Exercise brief: Without omitting anything, return the records precisely as given.

Exercise material:
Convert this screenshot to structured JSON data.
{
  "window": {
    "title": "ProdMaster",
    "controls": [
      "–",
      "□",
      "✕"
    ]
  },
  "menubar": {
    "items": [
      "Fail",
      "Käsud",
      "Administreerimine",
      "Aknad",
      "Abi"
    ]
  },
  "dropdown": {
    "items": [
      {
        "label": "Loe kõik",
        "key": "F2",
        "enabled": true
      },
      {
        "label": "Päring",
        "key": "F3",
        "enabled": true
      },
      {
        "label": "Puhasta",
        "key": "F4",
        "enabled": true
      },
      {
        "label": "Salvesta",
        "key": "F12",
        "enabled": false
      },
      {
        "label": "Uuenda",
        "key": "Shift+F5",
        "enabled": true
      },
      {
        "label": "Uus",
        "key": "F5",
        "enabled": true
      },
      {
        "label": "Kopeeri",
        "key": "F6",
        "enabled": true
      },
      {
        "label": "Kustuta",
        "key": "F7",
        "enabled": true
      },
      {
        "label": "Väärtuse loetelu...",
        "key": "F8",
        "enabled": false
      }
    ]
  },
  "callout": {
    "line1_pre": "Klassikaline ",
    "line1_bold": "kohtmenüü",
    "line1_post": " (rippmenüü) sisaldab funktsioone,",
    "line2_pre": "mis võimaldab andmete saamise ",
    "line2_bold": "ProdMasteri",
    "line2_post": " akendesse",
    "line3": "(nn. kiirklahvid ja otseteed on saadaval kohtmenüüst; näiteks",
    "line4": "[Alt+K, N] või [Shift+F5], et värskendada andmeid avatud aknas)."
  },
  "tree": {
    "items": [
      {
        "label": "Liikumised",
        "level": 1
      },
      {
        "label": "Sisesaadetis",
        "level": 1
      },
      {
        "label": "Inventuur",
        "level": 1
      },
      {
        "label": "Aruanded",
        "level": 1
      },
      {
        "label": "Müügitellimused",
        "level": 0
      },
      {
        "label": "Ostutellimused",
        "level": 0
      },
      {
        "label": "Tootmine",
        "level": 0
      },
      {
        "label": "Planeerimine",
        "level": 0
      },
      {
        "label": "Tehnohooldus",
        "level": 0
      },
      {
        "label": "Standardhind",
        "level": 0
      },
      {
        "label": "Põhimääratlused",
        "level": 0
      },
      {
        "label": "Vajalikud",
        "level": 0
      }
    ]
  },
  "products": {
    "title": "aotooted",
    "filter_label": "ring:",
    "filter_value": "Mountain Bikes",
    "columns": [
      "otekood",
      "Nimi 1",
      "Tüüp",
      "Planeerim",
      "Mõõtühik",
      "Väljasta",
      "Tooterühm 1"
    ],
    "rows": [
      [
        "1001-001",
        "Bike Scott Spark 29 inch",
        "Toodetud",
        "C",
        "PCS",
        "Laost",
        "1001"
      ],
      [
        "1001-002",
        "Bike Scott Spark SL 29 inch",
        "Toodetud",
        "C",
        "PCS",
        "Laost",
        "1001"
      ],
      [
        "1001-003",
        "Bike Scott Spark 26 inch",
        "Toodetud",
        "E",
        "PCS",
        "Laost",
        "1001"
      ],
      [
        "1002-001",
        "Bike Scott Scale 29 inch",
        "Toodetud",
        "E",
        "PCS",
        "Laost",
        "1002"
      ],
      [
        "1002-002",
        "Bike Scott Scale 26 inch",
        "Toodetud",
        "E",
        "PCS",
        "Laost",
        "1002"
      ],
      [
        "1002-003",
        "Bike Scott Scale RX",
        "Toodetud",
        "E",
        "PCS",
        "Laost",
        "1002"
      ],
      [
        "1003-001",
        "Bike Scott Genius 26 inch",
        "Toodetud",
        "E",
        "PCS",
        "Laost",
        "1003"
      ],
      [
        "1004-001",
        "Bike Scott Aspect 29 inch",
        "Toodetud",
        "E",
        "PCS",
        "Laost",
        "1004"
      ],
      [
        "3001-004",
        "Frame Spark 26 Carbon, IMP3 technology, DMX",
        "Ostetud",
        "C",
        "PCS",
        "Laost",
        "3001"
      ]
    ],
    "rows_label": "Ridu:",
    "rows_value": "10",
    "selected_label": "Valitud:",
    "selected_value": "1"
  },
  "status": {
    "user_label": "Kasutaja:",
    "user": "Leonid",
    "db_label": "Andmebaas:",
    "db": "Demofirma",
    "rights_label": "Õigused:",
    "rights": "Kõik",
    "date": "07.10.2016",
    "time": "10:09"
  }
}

Problem solution:
Convert this screenshot to structured JSON data.
{
  "window": {
    "title": "ProdMaster",
    "controls": [
      "–",
      "□",
      "✕"
    ]
  },
  "menubar": {
    "items": [
      "Fail",
      "Käsud",
      "Administreerimine",
      "Aknad",
      "Abi"
    ]
  },
  "dropdown": {
    "items": [
      {
        "label": "Loe kõik",
        "key": "F2",
        "enabled": true
      },
      {
        "label": "Päring",
        "key": "F3",
        "enabled": true
      },
      {
        "label": "Puhasta",
        "key": "F4",
        "enabled": true
      },
      {
        "label": "Salvesta",
        "key": "F12",
        "enabled": false
      },
      {
        "label": "Uuenda",
        "key": "Shift+F5",
        "enabled": true
      },
      {
        "label": "Uus",
        "key": "F5",
        "enabled": true
      },
      {
        "label": "Kopeeri",
        "key": "F6",
        "enabled": true
      },
      {
        "label": "Kustuta",
        "key": "F7",
        "enabled": true
      },
      {
        "label": "Väärtuse loetelu...",
        "key": "F8",
        "enabled": false
      }
    ]
  },
  "callout": {
    "line1_pre": "Klassikaline ",
    "line1_bold": "kohtmenüü",
    "line1_post": " (rippmenüü) sisaldab funktsioone,",
    "line2_pre": "mis võimaldab andmete saamise ",
    "line2_bold": "ProdMasteri",
    "line2_post": " akendesse",
    "line3": "(nn. kiirklahvid ja otseteed on saadaval kohtmenüüst; näiteks",
    "line4": "[Alt+K, N] või [Shift+F5], et värskendada andmeid avatud aknas)."
  },
  "tree": {
    "items": [
      {
        "label": "Liikumised",
        "level": 1
      },
      {
        "label": "Sisesaadetis",
        "level": 1
      },
      {
        "label": "Inventuur",
        "level": 1
      },
      {
        "label": "Aruanded",
        "level": 1
      },
      {
        "label": "Müügitellimused",
        "level": 0
      },
      {
        "label": "Ostutellimused",
        "level": 0
      },
      {
        "label": "Tootmine",
        "level": 0
      },
      {
        "label": "Planeerimine",
        "level": 0
      },
      {
        "label": "Tehnohooldus",
        "level": 0
      },
      {
        "label": "Standardhind",
        "level": 0
      },
      {
        "label": "Põhimääratlused",
        "level": 0
      },
      {
        "label": "Vajalikud",
        "level": 0
      }
    ]
  },
  "products": {
    "title": "aotooted",
    "filter_label": "ring:",
    "filter_value": "Mountain Bikes",
    "columns": [
      "otekood",
      "Nimi 1",
      "Tüüp",
      "Planeerim",
      "Mõõtühik",
      "Väljasta",
      "Tooterühm 1"
    ],
    "rows": [
      [
        "1001-001",
        "Bike Scott Spark 29 inch",
        "Toodetud",
        "C",
        "PCS",
        "Laost",
        "1001"
      ],
      [
        "1001-002",
        "Bike Scott Spark SL 29 inch",
        "Toodetud",
        "C",
        "PCS",
        "Laost",
        "1001"
      ],
      [
        "1001-003",
        "Bike Scott Spark 26 inch",
        "Toodetud",
        "E",
        "PCS",
        "Laost",
        "1001"
      ],
      [
        "1002-001",
        "Bike Scott Scale 29 inch",
        "Toodetud",
        "E",
        "PCS",
        "Laost",
        "1002"
      ],
      [
        "1002-002",
        "Bike Scott Scale 26 inch",
        "Toodetud",
        "E",
        "PCS",
        "Laost",
        "1002"
      ],
      [
        "1002-003",
        "Bike Scott Scale RX",
        "Toodetud",
        "E",
        "PCS",
        "Laost",
        "1002"
      ],
      [
        "1003-001",
        "Bike Scott Genius 26 inch",
        "Toodetud",
        "E",
        "PCS",
        "Laost",
        "1003"
      ],
      [
        "1004-001",
        "Bike Scott Aspect 29 inch",
        "Toodetud",
        "E",
        "PCS",
        "Laost",
        "1004"
      ],
      [
        "3001-004",
        "Frame Spark 26 Carbon, IMP3 technology, DMX",
        "Ostetud",
        "C",
        "PCS",
        "Laost",
        "3001"
      ]
    ],
    "rows_label": "Ridu:",
    "rows_value": "10",
    "selected_label": "Valitud:",
    "selected_value": "1"
  },
  "status": {
    "user_label": "Kasutaja:",
    "user": "Leonid",
    "db_label": "Andmebaas:",
    "db": "Demofirma",
    "rights_label": "Õigused:",
    "rights": "Kõik",
    "date": "07.10.2016",
    "time": "10:09"
  }
}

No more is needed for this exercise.